• _Data rows_:
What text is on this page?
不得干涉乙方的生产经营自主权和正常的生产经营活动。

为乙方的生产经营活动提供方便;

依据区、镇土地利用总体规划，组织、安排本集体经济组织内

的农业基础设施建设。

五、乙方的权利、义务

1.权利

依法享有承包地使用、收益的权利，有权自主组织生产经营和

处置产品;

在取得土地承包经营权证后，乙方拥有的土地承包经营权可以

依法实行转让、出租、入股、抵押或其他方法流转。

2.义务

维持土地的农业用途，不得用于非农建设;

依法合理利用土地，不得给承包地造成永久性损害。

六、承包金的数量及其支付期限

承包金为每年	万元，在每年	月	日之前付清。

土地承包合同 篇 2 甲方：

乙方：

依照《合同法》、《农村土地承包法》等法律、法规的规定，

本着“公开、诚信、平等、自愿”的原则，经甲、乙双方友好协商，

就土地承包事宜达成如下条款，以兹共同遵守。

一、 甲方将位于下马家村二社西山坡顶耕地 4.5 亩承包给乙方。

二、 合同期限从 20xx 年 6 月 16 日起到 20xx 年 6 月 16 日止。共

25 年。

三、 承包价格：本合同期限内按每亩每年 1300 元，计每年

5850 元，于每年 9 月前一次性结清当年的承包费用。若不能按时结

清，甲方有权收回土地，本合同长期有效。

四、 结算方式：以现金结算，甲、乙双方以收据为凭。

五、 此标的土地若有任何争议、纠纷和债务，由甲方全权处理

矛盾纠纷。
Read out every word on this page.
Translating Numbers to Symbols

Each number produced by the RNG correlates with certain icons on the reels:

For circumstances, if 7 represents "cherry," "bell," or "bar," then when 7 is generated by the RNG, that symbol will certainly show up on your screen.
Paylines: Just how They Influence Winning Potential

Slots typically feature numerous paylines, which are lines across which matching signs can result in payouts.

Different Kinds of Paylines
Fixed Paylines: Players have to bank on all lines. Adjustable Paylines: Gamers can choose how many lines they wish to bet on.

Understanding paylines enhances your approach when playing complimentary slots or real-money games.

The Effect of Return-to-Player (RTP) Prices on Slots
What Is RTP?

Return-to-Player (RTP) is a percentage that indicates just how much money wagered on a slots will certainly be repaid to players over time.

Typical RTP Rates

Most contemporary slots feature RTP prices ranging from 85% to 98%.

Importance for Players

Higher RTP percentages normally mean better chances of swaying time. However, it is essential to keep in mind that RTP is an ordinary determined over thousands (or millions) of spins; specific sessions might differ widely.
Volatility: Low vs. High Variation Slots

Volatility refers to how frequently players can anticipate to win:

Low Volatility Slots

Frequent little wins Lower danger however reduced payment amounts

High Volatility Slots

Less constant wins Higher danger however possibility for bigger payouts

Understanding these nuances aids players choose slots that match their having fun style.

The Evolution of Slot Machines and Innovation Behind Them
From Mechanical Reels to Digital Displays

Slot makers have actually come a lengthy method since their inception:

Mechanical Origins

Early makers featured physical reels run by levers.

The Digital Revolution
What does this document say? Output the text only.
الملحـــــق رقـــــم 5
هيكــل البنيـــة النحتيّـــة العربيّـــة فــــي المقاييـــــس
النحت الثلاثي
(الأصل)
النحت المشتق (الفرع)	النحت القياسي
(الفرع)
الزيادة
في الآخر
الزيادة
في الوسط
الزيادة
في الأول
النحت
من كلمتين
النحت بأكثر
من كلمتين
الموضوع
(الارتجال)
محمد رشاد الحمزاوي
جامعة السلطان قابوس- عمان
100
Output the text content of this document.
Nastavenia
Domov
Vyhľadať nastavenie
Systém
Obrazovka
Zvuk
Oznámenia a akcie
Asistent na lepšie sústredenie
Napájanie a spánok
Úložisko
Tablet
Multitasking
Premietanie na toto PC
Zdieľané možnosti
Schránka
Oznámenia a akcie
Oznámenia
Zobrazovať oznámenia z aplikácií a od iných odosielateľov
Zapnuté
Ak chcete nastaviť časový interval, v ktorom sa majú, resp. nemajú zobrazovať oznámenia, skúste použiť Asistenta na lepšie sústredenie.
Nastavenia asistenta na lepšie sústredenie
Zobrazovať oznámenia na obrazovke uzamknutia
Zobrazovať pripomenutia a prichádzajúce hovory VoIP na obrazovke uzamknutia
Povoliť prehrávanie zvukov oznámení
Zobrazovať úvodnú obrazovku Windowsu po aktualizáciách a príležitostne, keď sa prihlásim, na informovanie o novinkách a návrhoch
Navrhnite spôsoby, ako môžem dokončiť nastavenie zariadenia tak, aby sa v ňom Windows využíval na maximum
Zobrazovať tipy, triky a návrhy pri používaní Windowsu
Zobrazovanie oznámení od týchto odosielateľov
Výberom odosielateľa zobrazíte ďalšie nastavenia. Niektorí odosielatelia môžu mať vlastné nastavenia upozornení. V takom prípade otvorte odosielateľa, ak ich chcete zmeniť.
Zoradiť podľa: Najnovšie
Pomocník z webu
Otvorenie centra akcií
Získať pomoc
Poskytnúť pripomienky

• _Task to complete_: Gather, from the listing above, every line carrying the word "will".

• _Exercise response_:
For circumstances, if 7 represents "cherry," "bell," or "bar," then when 7 is generated by the RNG, that symbol will certainly show up on your screen.
Return-to-Player (RTP) is a percentage that indicates just how much money wagered on a slots will certainly be repaid to players over time.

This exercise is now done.